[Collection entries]
++++++++++

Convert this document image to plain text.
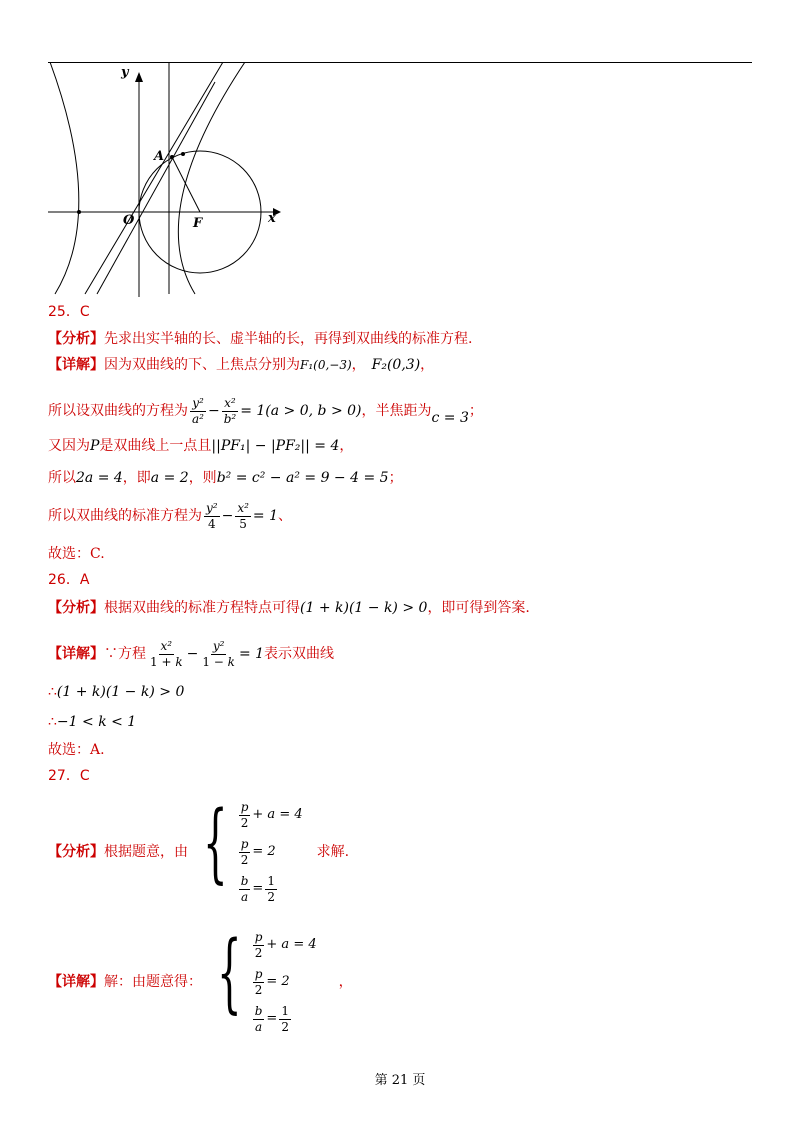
y
x
A
O	F
25．C
【分析】 先求出实半轴的长、虚半轴的长，再得到双曲线的标准方程.
【详解】 因为双曲线的下、上焦点分别为 F₁(0,−3) ， F₂(0,3) ，
所以设双曲线的方程为 $\frac{\text{y²}}{\text{a²}} - \frac{\text{x²}}{\text{b²}} = 1(a > 0$, b > 0) ，半焦距为 c = 3 ；
又因为 P 是双曲线上一点且 ||PF₁| − |PF₂|| = 4 ，
所以 2a = 4 ，即 a = 2 ，则 b² = c² − a² = 9 − 4 = 5 ；
所以双曲线的标准方程为 $\frac{\text{y²}}{4} - \frac{\text{x²}}{5} = 1$ 、
故选：C.
26．A
【分析】 根据双曲线的标准方程特点可得 (1 + k)(1 − k) > 0 ，即可得到答案.
【详解】 ∵方程 $\frac{\text{x²}}{1 + k} - \frac{\text{y²}}{1 - k} = 1$ 表示双曲线
∴ (1 + k)(1 − k) > 0
∴ −1 < k < 1
故选：A.
27．C
【分析】 根据题意，由 { $\frac{p}{2} + a = 4$
$\frac{p}{2} = 2$
$\frac{b}{a} = \frac{1}{2}$
求解.
【详解】 解：由题意得： { $\frac{p}{2} + a = 4$
$\frac{p}{2} = 2$
$\frac{b}{a} = \frac{1}{2}$
，
第 21 页
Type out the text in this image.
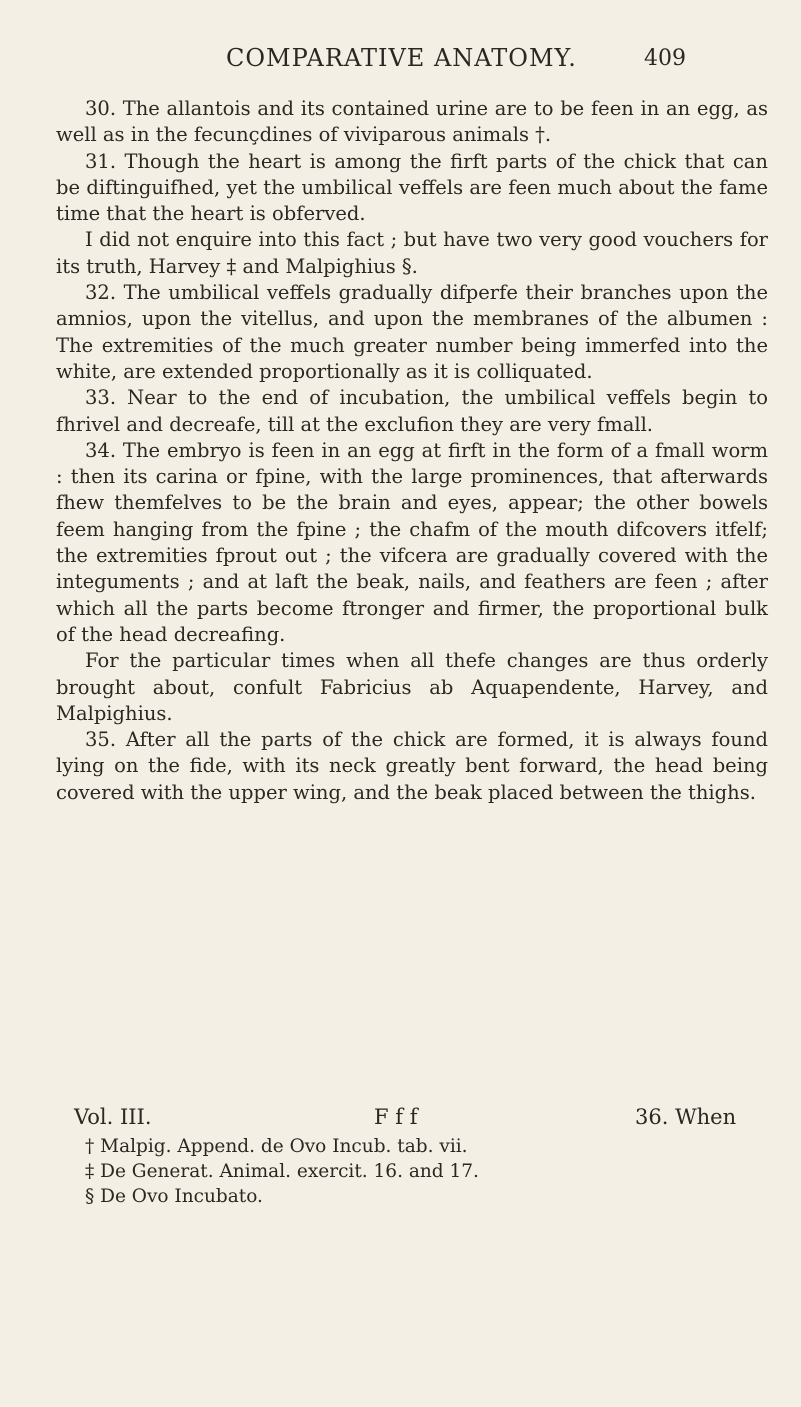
COMPARATIVE ANATOMY.	409

30. The allantois and its contained urine are to be feen in an egg, as well as in the fecunçdines of viviparous animals †.

31. Though the heart is among the firft parts of the chick that can be diftinguifhed, yet the umbilical veffels are feen much about the fame time that the heart is obferved.

I did not enquire into this fact ; but have two very good vouchers for its truth, Harvey ‡ and Malpighius §.

32. The umbilical veffels gradually difperfe their branches upon the amnios, upon the vitellus, and upon the membranes of the albumen : The extremities of the much greater number being immerfed into the white, are extended proportionally as it is colliquated.

33. Near to the end of incubation, the umbilical veffels begin to fhrivel and decreafe, till at the exclufion they are very fmall.

34. The embryo is feen in an egg at firft in the form of a fmall worm : then its carina or fpine, with the large prominences, that afterwards fhew themfelves to be the brain and eyes, appear; the other bowels feem hanging from the fpine ; the chafm of the mouth difcovers itfelf; the extremities fprout out ; the vifcera are gradually covered with the integuments ; and at laft the beak, nails, and feathers are feen ; after which all the parts become ftronger and firmer, the proportional bulk of the head decreafing.

For the particular times when all thefe changes are thus orderly brought about, confult Fabricius ab Aquapendente, Harvey, and Malpighius.

35. After all the parts of the chick are formed, it is always found lying on the fide, with its neck greatly bent forward, the head being covered with the upper wing, and the beak placed between the thighs.

Vol. III.	F f f	36. When
† Malpig. Append. de Ovo Incub. tab. vii.
‡ De Generat. Animal. exercit. 16. and 17.
§ De Ovo Incubato.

++++++++++

▶ [Goal of the exercise]
Set each line of the records down exactly, leaving every picture out.

▶ [Output]
Convert this document image to plain text.
y
x
A
O	F
25．C
【分析】 先求出实半轴的长、虚半轴的长，再得到双曲线的标准方程.
【详解】 因为双曲线的下、上焦点分别为 F₁(0,−3) ， F₂(0,3) ，
所以设双曲线的方程为 $\frac{\text{y²}}{\text{a²}} - \frac{\text{x²}}{\text{b²}} = 1(a > 0$, b > 0) ，半焦距为 c = 3 ；
又因为 P 是双曲线上一点且 ||PF₁| − |PF₂|| = 4 ，
所以 2a = 4 ，即 a = 2 ，则 b² = c² − a² = 9 − 4 = 5 ；
所以双曲线的标准方程为 $\frac{\text{y²}}{4} - \frac{\text{x²}}{5} = 1$ 、
故选：C.
26．A
【分析】 根据双曲线的标准方程特点可得 (1 + k)(1 − k) > 0 ，即可得到答案.
【详解】 ∵方程 $\frac{\text{x²}}{1 + k} - \frac{\text{y²}}{1 - k} = 1$ 表示双曲线
∴ (1 + k)(1 − k) > 0
∴ −1 < k < 1
故选：A.
27．C
【分析】 根据题意，由 { $\frac{p}{2} + a = 4$
$\frac{p}{2} = 2$
$\frac{b}{a} = \frac{1}{2}$
求解.
【详解】 解：由题意得： { $\frac{p}{2} + a = 4$
$\frac{p}{2} = 2$
$\frac{b}{a} = \frac{1}{2}$
，
第 21 页
Type out the text in this image.
COMPARATIVE ANATOMY.	409

30. The allantois and its contained urine are to be feen in an egg, as well as in the fecunçdines of viviparous animals †.

31. Though the heart is among the firft parts of the chick that can be diftinguifhed, yet the umbilical veffels are feen much about the fame time that the heart is obferved.

I did not enquire into this fact ; but have two very good vouchers for its truth, Harvey ‡ and Malpighius §.

32. The umbilical veffels gradually difperfe their branches upon the amnios, upon the vitellus, and upon the membranes of the albumen : The extremities of the much greater number being immerfed into the white, are extended proportionally as it is colliquated.

33. Near to the end of incubation, the umbilical veffels begin to fhrivel and decreafe, till at the exclufion they are very fmall.

34. The embryo is feen in an egg at firft in the form of a fmall worm : then its carina or fpine, with the large prominences, that afterwards fhew themfelves to be the brain and eyes, appear; the other bowels feem hanging from the fpine ; the chafm of the mouth difcovers itfelf; the extremities fprout out ; the vifcera are gradually covered with the integuments ; and at laft the beak, nails, and feathers are feen ; after which all the parts become ftronger and firmer, the proportional bulk of the head decreafing.

For the particular times when all thefe changes are thus orderly brought about, confult Fabricius ab Aquapendente, Harvey, and Malpighius.

35. After all the parts of the chick are formed, it is always found lying on the fide, with its neck greatly bent forward, the head being covered with the upper wing, and the beak placed between the thighs.

Vol. III.	F f f	36. When
† Malpig. Append. de Ovo Incub. tab. vii.
‡ De Generat. Animal. exercit. 16. and 17.
§ De Ovo Incubato.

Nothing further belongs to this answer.